§ Tasks to perform:
1 – In the wine trade text, rewrite the stretch from "I asked them" through "for us consumers.", substituting "web" for "internet".
2 – According to the wine trade text, which business did Anthony Sykes buy in 1994?
3 – Carry on the wine trade text from its final sentence.

§ Text excerpt:
# # # # #

It includes Allan Cheesman who, as head of Sainsbury’s wine department in the 1980s and 1990s, was the country’s most powerful professional wine buyer in an era when supermarkets really cared about the quality and range of bottles on their shelves. Tim How turned Majestic Wine into a successful public company. Tim Littler of Whitwhams was the UK’s most successful international fine wine trader then.

Bill Rolfe was marketing director of the Unwins chain, the sort of high-street wine retailer that has now largely disappeared. In 2002, he jumped to the more future-proof field of wine supply. Tony Stebbings is a fifth-generation wine merchant who has worked in most aspects of the wine trade but also ended up as an importer, selling millions of cases of wine. Like Stebbings, Anthony Sykes spent most of his career importing wine, buying Corney & Barrow’s cash cow Ernst Gorge Wine Shippers in 1994.

Joanna Delaforce was born into the Delaforce port family and, after a few years working outside the wine trade, bowed to the inevitable in 1983. Since then, she has been the “first female . . . .” in several capacities. Like me, Rosemary George is now a self-employed Master of Wine and wine writer, having written 14 books. She started out as a secretary at The Wine Society and worked at wine importers Sichel, where fellow 1950 Babe David Hunter spent 25 years, ending up as purchasing director. Many wine students in the UK will know him best in his subsequent role as an educator at the Wine & Spirit Education Trust.

I asked them all how they feel the wine world today compares with the one they started out in. With only one exception, and completely independently, they volunteered that the main difference is that the overall quality and range of wine has improved immeasurably. Only Tim Littler had another suggestion for how the wine world has improved: “From a fine-wine broker’s perspective, that there is now instant access to all available fine wines due to the advent of the internet.” But then he also argued that this is why things are worse, because it has “made brokers less relevant and put downward pressure on margins”. Bad news for brokers is of course good news for us consumers.

The other Babes’ observations about how the wine world is worse than it used to be were more varied. Cheesman, whose buying mantra was “firm but fair”, laments that, today, supermarket wine buyers are more likely to buy to a price than on quality and that long-term relationships with suppliers are no longer cultivated: “We were not in business to put suppliers out of business!” In his words, “Suppliers could have one Rolls-Royce but not two.”

# # # # #

§ Dataset content:
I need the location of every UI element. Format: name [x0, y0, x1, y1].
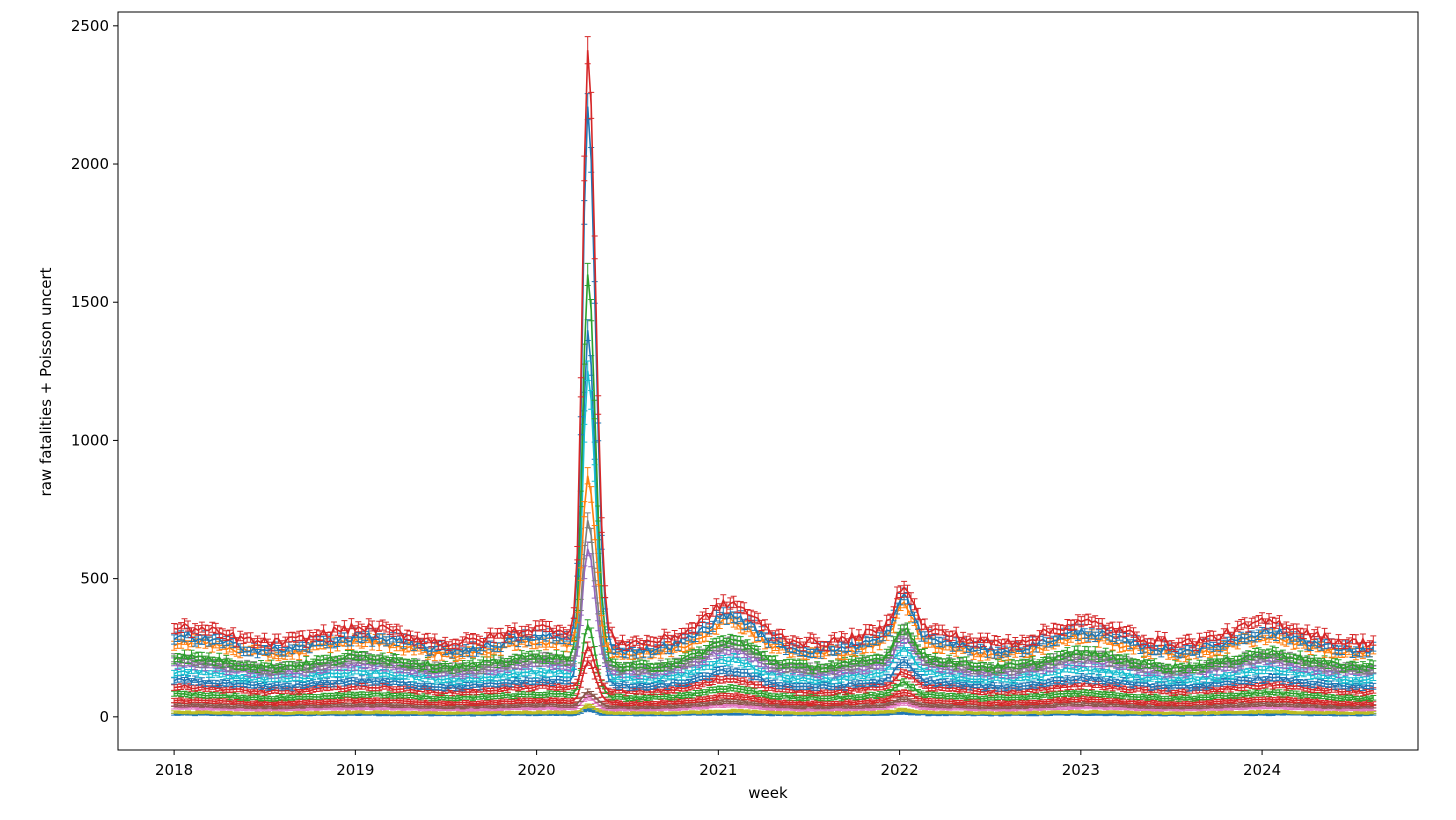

# # # # #

§ Outputs by task:
1 –
I asked them all how they feel the wine world today compares with the one they started out in. With only one exception, and completely independently, they volunteered that the main difference is that the overall quality and range of wine has improved immeasurably. Only Tim Littler had another suggestion for how the wine world has improved: “From a fine-wine broker’s perspective, that there is now instant access to all available fine wines due to the advent of the web.” But then he also argued that this is why things are worse, because it has “made brokers less relevant and put downward pressure on margins”. Bad news for brokers is of course good news for us consumers.

2 – He bought Ernst Gorge Wine Shippers, Corney & Barrow's cash cow.

3 –
Rosemary George regrets “the internationalisation of some flavours. You can find Chardonnay or Cabernet Sauvignon all over the world, and so many of those wines lack a sense of place.” Stebbings is similarly shocked that people today order wine by grape variety without having a clue where it’s from.

I asked everyone what they felt was their greatest disappointment and greatest achievement. Delaforce, Cheesman and Hunter all regret their lack of formal qualification, especially the last two, who got close to becoming Masters of Wine. George cited becoming one of the first women to pass the MW as her greatest achievement.

For some, their chief regret was not snapping up what now look like irresistible wine bargains, especially the classed growth bordeaux that was offloaded en masse, chiefly by British brewers who overbought in the early 1970s. Rosemary George regretted “not buying more bottles of 1970 Château Palmer with Sichel’s generous staff discount” (the Sichel family are part-owners of Palmer). Sykes cited as his primary regret “not marrying a Puligny-Montrachet grower’s daughter”.

Cheesman regards his greatest achievement as introducing own-label wines (which, at one stage, constituted 95 per cent of all the wine sold by Sainsbury’s) and “demystifying and popularising wine”. He started out just as the UK joined the Common Market (now EU), when wine sold in the UK became much more likely to be bottled at source rather than in the UK, with much more rigorous authenticity.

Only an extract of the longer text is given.